_Given information_
◇ ◇ ◇
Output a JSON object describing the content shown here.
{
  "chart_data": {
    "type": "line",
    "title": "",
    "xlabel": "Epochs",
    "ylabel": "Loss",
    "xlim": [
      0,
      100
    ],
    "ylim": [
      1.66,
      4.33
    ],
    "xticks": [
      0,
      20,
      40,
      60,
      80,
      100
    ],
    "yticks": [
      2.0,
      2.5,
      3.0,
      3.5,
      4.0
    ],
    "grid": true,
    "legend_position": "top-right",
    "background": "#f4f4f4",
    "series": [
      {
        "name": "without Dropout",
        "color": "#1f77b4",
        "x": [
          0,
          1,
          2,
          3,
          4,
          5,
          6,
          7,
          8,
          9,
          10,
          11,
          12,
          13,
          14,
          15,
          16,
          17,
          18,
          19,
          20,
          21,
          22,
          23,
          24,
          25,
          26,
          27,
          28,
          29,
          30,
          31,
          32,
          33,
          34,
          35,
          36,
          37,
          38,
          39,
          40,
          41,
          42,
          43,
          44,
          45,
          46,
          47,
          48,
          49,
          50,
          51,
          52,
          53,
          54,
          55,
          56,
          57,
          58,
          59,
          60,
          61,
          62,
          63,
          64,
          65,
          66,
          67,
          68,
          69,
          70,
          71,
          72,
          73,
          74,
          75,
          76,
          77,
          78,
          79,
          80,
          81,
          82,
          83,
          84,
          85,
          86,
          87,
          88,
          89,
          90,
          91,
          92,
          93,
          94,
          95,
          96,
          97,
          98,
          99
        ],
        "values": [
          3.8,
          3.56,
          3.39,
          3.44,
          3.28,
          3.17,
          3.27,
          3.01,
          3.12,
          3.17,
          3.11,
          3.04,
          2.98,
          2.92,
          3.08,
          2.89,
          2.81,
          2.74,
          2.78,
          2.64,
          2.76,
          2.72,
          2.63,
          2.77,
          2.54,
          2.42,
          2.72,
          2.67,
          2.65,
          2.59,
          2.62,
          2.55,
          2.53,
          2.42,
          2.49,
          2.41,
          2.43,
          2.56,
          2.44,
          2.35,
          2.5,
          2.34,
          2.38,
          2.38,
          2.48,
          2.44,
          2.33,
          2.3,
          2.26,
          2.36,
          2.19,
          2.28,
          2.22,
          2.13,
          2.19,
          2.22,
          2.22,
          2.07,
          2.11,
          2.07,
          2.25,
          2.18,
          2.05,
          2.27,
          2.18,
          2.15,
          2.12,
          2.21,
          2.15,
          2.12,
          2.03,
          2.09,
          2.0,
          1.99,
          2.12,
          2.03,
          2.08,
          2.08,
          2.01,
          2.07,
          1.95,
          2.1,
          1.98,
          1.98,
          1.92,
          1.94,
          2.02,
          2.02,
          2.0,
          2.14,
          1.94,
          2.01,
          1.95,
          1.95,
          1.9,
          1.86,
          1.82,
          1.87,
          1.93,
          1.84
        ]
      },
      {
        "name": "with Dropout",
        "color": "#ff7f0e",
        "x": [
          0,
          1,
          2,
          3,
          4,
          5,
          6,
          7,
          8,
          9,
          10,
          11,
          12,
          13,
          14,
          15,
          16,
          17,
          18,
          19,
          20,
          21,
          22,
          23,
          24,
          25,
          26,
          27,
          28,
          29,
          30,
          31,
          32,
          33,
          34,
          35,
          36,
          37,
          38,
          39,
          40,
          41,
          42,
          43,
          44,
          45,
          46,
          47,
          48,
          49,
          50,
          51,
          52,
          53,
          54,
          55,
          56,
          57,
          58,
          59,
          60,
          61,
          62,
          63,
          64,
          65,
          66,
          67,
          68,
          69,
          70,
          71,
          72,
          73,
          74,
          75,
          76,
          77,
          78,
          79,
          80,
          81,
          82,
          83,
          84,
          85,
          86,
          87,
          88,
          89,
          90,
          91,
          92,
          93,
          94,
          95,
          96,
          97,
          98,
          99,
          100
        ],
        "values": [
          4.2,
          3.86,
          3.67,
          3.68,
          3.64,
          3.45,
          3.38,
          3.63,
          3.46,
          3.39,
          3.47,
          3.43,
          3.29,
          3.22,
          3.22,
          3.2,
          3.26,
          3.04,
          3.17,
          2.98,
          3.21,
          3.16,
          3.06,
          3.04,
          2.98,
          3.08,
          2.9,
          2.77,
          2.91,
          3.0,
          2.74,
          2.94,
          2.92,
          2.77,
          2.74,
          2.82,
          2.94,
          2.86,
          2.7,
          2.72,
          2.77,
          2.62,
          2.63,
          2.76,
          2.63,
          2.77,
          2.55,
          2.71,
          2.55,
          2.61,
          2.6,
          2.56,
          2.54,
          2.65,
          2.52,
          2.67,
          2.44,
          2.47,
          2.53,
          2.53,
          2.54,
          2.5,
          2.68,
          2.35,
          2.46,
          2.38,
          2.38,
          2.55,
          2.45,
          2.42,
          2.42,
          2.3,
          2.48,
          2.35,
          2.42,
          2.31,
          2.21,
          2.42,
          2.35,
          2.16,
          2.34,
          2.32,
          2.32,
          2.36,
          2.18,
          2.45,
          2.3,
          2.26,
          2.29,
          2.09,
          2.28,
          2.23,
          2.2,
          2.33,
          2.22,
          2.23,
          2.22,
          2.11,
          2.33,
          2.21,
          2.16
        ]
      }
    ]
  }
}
◇ ◇ ◇
_What is asked_
From the entries, report each line that includes the word "Dropout".

_Solution to the exercise_
        "name": "without Dropout",
        "name": "with Dropout",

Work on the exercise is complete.